-- PROVIDED INFORMATION start --
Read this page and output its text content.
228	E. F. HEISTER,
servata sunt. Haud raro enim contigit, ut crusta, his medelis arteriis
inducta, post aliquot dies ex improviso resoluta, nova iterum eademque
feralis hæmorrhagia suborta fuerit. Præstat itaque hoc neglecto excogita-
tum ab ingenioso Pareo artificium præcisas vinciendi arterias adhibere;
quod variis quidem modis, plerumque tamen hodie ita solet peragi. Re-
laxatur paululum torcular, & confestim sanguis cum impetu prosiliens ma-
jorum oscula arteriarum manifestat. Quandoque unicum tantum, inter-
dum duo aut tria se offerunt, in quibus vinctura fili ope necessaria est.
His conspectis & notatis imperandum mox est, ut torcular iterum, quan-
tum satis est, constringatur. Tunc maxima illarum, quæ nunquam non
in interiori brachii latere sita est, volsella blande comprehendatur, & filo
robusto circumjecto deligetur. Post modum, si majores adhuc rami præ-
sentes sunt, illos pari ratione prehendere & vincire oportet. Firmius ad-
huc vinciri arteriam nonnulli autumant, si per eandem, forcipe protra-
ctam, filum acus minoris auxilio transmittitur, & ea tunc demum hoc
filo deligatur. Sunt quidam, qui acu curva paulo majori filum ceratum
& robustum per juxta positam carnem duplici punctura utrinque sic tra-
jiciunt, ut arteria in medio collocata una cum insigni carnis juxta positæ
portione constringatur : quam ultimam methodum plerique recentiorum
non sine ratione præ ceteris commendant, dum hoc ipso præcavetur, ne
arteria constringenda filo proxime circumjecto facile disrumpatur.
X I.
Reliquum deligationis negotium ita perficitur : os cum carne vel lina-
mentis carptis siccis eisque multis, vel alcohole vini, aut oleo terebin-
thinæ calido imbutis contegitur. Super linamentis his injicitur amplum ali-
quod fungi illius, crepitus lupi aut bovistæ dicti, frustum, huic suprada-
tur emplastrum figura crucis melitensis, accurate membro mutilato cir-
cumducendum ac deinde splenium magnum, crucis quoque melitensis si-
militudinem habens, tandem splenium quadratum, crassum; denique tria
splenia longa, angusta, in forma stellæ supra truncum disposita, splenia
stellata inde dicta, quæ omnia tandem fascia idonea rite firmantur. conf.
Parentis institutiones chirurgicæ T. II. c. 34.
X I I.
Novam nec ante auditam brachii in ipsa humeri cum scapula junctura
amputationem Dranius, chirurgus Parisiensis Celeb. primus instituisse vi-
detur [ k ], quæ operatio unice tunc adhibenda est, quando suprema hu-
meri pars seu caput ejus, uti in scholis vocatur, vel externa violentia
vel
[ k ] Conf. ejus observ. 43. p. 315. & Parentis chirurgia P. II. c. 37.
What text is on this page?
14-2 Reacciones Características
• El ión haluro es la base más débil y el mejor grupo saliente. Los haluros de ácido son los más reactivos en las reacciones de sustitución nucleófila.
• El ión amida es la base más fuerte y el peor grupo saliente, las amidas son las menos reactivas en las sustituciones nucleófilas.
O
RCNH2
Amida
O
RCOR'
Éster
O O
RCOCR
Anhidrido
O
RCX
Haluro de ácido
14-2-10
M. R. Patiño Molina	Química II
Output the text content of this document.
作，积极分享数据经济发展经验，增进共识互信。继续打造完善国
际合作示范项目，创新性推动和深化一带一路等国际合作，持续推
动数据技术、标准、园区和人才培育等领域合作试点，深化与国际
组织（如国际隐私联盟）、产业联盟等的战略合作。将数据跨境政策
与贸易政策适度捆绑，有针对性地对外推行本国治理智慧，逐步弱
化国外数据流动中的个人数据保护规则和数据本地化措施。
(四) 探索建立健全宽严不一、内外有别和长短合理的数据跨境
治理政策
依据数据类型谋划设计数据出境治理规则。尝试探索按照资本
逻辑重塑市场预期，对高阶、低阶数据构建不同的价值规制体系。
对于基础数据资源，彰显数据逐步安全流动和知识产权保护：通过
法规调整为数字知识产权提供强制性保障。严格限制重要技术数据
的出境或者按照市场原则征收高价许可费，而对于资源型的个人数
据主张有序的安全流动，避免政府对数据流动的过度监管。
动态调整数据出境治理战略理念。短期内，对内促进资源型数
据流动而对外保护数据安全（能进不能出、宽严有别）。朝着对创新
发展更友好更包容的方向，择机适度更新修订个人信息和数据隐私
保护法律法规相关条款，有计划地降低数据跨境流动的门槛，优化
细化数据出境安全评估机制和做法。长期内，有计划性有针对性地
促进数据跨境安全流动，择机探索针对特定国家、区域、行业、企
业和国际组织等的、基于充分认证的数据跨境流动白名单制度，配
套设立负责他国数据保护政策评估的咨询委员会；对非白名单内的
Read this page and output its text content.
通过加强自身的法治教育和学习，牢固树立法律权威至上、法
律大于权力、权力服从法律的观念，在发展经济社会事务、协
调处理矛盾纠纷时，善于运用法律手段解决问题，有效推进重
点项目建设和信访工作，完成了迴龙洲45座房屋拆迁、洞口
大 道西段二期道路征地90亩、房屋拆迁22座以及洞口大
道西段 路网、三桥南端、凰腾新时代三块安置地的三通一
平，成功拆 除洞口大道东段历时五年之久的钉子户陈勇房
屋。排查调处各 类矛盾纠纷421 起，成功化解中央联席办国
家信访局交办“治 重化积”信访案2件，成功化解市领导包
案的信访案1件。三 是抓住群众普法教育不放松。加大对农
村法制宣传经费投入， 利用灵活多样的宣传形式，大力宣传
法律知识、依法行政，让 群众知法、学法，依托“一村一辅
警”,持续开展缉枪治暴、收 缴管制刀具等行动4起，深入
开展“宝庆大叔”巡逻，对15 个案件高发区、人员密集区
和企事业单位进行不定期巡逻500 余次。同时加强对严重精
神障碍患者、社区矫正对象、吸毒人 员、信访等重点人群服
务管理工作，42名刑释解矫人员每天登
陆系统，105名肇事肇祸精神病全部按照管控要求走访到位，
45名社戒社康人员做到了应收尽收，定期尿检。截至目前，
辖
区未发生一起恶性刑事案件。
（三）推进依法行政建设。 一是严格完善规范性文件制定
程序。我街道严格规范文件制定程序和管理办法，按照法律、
-- PROVIDED INFORMATION end --
From the listing above, pick out every line containing "brachii".

in interiori brachii latere sita est, volsella blande comprehendatur, & filo
Novam nec ante auditam brachii in ipsa humeri cum scapula junctura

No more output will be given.